=== Task goal ===
Work out the number of lines in the records that include the word "down"; reply with that number alone.

* BEGIN Supplied entries *

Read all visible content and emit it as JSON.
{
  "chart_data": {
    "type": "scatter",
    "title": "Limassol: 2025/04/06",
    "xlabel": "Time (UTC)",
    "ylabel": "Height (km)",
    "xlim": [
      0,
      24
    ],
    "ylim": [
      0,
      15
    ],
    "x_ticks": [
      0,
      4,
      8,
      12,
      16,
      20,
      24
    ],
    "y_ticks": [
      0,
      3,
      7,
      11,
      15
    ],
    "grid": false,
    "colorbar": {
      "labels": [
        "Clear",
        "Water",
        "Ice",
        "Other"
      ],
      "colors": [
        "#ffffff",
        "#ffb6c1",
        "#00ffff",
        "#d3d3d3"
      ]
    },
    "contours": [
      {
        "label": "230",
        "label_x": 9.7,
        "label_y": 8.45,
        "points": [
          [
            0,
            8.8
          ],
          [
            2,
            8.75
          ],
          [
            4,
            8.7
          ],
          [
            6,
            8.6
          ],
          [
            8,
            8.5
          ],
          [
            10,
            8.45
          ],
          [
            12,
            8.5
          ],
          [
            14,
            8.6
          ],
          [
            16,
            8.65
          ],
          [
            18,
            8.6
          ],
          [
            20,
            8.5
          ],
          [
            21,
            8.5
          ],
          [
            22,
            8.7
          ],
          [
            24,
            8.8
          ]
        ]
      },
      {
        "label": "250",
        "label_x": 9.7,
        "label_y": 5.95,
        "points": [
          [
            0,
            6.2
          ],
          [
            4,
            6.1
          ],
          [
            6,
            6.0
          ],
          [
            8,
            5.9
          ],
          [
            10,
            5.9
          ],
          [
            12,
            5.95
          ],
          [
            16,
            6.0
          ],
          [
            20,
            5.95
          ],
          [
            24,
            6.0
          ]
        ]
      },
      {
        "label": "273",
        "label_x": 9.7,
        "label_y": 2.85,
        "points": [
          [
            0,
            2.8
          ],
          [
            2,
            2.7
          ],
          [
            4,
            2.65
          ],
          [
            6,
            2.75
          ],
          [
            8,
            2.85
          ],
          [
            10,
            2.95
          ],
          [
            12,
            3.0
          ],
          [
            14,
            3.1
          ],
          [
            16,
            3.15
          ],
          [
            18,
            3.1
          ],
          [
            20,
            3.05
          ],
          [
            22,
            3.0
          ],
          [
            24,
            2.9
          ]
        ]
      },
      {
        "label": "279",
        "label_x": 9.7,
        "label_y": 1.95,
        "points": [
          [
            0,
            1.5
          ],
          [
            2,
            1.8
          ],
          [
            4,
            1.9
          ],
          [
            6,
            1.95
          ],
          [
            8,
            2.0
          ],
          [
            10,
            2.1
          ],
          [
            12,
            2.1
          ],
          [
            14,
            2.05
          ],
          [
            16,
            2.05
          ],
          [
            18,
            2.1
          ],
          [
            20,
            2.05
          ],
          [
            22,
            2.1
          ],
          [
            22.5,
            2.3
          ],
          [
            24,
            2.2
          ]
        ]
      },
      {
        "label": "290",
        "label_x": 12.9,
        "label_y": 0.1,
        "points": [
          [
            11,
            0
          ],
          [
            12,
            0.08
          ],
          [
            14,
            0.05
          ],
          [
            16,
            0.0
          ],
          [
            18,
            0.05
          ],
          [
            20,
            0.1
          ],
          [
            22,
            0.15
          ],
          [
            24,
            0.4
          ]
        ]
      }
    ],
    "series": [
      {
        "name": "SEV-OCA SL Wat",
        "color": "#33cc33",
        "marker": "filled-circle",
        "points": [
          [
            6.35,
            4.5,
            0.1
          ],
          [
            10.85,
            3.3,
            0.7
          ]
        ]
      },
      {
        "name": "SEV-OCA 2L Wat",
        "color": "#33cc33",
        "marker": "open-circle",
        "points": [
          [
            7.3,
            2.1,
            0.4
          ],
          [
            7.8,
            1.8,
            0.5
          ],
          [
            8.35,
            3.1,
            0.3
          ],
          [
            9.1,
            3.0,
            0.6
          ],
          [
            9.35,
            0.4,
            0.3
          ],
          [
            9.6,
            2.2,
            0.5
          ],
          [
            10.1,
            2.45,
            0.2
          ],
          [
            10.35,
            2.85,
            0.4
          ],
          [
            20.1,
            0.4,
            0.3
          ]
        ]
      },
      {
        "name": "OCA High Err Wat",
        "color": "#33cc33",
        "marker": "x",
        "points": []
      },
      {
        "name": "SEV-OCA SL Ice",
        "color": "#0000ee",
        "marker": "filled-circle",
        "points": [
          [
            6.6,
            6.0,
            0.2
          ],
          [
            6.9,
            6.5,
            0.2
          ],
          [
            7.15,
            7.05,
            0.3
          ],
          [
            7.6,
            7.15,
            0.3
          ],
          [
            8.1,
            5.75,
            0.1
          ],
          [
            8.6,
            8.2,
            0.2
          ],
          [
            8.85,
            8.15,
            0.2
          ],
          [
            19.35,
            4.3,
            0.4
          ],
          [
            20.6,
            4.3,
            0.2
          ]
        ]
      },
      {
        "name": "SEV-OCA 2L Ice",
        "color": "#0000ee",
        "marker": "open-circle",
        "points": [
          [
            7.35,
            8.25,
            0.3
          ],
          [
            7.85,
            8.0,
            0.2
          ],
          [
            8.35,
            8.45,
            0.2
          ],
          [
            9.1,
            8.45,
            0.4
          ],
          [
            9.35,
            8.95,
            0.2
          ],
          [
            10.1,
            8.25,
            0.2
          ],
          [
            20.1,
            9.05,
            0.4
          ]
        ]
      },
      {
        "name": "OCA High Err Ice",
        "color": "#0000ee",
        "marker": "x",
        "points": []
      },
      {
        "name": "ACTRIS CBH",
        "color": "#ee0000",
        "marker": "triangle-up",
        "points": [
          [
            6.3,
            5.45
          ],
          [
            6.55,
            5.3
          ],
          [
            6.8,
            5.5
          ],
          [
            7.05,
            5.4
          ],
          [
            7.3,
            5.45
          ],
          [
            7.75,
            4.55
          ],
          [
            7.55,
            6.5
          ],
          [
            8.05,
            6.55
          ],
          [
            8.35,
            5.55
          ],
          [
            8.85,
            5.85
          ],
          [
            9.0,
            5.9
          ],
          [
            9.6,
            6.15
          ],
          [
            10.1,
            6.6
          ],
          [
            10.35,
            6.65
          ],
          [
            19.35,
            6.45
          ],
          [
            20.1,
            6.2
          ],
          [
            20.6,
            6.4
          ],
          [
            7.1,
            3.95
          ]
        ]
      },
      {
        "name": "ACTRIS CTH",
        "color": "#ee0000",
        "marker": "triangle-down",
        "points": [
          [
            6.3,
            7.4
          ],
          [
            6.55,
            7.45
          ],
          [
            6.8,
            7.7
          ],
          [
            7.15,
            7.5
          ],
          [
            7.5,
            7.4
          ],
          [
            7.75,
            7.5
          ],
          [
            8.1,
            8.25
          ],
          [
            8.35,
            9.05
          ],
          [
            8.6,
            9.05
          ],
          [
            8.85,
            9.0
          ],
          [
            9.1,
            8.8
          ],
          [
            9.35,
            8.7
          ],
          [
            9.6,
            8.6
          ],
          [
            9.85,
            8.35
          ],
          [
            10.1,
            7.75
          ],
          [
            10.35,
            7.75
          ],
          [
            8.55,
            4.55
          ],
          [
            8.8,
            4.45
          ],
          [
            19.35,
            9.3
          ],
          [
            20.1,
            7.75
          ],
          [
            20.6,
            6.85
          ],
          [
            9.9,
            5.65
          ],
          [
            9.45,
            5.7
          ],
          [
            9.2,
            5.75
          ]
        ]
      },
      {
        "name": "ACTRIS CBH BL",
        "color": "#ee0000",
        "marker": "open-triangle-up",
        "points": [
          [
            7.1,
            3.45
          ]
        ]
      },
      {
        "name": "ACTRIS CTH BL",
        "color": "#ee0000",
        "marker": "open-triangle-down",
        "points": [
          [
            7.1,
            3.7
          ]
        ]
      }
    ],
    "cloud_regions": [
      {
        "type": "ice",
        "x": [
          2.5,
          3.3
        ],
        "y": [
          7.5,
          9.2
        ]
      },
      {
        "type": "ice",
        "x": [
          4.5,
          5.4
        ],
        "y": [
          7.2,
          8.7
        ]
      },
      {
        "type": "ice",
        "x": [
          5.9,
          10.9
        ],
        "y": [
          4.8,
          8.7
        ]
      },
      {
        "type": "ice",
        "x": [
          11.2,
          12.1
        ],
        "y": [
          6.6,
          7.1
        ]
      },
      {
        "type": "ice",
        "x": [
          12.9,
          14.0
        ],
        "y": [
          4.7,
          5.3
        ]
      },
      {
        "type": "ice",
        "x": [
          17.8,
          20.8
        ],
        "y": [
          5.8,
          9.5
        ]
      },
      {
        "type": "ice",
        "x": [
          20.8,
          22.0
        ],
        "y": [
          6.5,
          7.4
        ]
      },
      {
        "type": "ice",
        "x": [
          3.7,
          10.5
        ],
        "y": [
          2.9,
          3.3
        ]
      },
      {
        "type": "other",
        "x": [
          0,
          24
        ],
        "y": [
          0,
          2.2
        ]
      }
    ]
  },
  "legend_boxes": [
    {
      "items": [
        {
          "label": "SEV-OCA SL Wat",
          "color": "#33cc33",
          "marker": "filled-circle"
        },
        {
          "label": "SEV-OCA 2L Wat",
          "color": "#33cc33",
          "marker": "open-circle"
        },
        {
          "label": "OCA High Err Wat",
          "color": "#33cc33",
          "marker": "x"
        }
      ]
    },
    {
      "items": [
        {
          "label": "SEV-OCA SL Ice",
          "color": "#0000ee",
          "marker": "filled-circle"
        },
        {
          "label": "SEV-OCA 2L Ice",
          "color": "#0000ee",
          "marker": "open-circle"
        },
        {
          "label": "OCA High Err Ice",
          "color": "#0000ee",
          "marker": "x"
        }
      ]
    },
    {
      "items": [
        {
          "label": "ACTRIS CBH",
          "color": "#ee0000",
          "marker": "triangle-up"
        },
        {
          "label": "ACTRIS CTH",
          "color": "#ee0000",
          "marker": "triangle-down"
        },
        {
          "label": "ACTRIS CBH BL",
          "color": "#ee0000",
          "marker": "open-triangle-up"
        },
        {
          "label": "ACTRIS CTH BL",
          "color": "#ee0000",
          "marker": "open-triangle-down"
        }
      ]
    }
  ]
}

* END Supplied entries *

=== Answer to the task ===
4